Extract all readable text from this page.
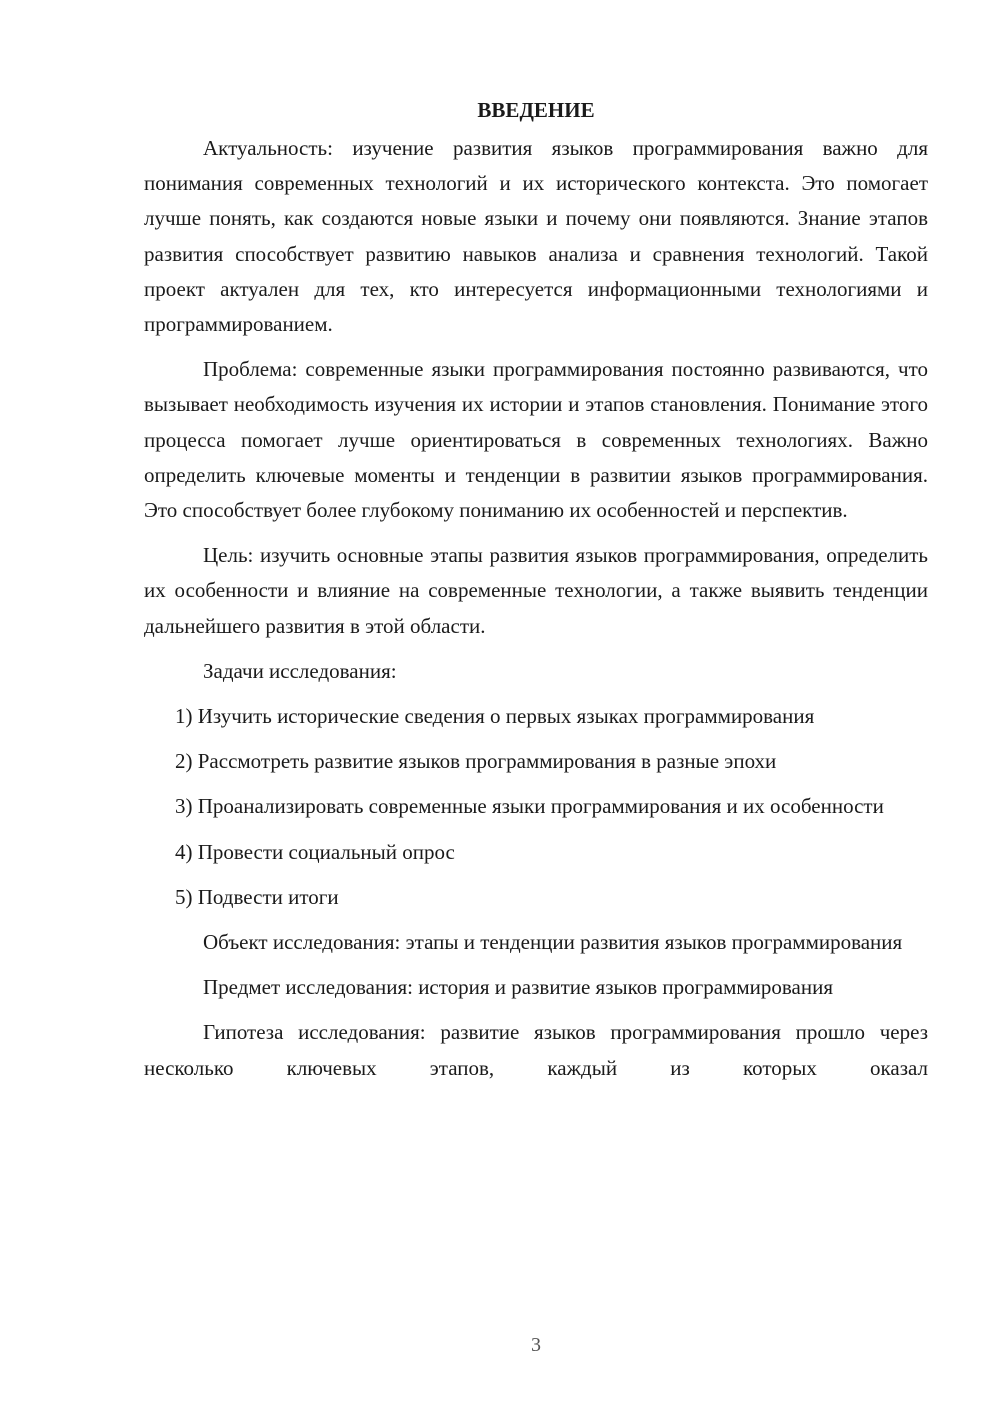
ВВЕДЕНИЕ

Актуальность: изучение развития языков программирования важно для понимания современных технологий и их исторического контекста. Это помогает лучше понять, как создаются новые языки и почему они появляются. Знание этапов развития способствует развитию навыков анализа и сравнения технологий. Такой проект актуален для тех, кто интересуется информационными технологиями и программированием.

Проблема: современные языки программирования постоянно развиваются, что вызывает необходимость изучения их истории и этапов становления. Понимание этого процесса помогает лучше ориентироваться в современных технологиях. Важно определить ключевые моменты и тенденции в развитии языков программирования. Это способствует более глубокому пониманию их особенностей и перспектив.

Цель: изучить основные этапы развития языков программирования, определить их особенности и влияние на современные технологии, а также выявить тенденции дальнейшего развития в этой области.

Задачи исследования:

1) Изучить исторические сведения о первых языках программирования

2) Рассмотреть развитие языков программирования в разные эпохи

3) Проанализировать современные языки программирования и их особенности

4) Провести социальный опрос

5) Подвести итоги

Объект исследования: этапы и тенденции развития языков программирования

Предмет исследования: история и развитие языков программирования

Гипотеза исследования: развитие языков программирования прошло через несколько ключевых этапов, каждый из которых оказал

3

__TASK DESCRIPTION__. Copy all the data exactly as written, but skip any picture.

__ANSWER TO THIS PROBLEM__.
Extract all readable text from this page.
ВВЕДЕНИЕ

Актуальность: изучение развития языков программирования важно для понимания современных технологий и их исторического контекста. Это помогает лучше понять, как создаются новые языки и почему они появляются. Знание этапов развития способствует развитию навыков анализа и сравнения технологий. Такой проект актуален для тех, кто интересуется информационными технологиями и программированием.

Проблема: современные языки программирования постоянно развиваются, что вызывает необходимость изучения их истории и этапов становления. Понимание этого процесса помогает лучше ориентироваться в современных технологиях. Важно определить ключевые моменты и тенденции в развитии языков программирования. Это способствует более глубокому пониманию их особенностей и перспектив.

Цель: изучить основные этапы развития языков программирования, определить их особенности и влияние на современные технологии, а также выявить тенденции дальнейшего развития в этой области.

Задачи исследования:

1) Изучить исторические сведения о первых языках программирования

2) Рассмотреть развитие языков программирования в разные эпохи

3) Проанализировать современные языки программирования и их особенности

4) Провести социальный опрос

5) Подвести итоги

Объект исследования: этапы и тенденции развития языков программирования

Предмет исследования: история и развитие языков программирования

Гипотеза исследования: развитие языков программирования прошло через несколько ключевых этапов, каждый из которых оказал

3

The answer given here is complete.